> **What is asked**: Check every line of the data below for the string "runnig", and copy the ones that hold it.

> **Data listing**:
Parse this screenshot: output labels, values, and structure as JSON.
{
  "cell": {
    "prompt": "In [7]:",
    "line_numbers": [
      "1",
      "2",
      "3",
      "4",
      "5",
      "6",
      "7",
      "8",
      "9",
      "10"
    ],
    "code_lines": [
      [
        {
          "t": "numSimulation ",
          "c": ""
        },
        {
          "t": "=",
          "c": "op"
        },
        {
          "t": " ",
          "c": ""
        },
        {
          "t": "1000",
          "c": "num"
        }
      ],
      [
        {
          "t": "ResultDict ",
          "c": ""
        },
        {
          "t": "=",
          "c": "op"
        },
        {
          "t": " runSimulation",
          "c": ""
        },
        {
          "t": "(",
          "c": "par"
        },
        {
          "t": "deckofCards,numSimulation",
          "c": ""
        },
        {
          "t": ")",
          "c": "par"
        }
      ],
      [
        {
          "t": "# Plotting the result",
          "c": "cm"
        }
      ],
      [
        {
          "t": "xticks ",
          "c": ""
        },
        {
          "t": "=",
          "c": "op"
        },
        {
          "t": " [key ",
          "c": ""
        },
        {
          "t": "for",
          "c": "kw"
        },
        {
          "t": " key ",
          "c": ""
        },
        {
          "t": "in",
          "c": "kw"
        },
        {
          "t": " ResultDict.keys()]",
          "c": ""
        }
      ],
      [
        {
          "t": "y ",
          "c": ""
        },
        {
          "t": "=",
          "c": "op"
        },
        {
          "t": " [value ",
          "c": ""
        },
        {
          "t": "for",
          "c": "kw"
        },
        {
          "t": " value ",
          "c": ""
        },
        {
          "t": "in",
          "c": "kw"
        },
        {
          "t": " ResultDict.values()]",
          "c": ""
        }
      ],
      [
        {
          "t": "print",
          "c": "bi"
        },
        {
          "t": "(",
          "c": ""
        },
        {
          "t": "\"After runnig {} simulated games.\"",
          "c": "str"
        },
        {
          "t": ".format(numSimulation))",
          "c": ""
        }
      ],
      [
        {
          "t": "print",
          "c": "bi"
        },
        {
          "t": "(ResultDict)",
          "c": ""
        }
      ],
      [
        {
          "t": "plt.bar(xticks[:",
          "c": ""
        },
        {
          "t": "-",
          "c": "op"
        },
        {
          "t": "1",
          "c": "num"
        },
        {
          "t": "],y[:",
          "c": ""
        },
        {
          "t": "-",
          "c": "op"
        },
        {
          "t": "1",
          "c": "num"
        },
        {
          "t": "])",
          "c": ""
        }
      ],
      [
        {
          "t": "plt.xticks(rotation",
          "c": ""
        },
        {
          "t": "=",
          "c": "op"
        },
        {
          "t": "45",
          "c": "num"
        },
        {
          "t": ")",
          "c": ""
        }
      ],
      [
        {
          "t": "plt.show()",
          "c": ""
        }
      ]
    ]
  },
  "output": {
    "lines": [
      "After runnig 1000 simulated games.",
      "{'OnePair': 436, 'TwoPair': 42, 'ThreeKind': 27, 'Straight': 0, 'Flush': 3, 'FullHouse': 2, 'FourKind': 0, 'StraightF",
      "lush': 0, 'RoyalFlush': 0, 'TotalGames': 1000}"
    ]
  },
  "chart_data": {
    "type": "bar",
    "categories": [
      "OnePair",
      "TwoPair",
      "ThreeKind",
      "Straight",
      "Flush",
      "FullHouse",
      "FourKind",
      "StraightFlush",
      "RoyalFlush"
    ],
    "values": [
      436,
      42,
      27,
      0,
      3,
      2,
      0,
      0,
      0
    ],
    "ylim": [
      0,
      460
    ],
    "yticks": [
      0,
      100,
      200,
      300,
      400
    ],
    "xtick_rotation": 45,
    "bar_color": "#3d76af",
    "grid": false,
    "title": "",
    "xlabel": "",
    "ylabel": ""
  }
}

> **Result of this task**:
          "t": "\"After runnig {} simulated games.\"",
      "After runnig 1000 simulated games.",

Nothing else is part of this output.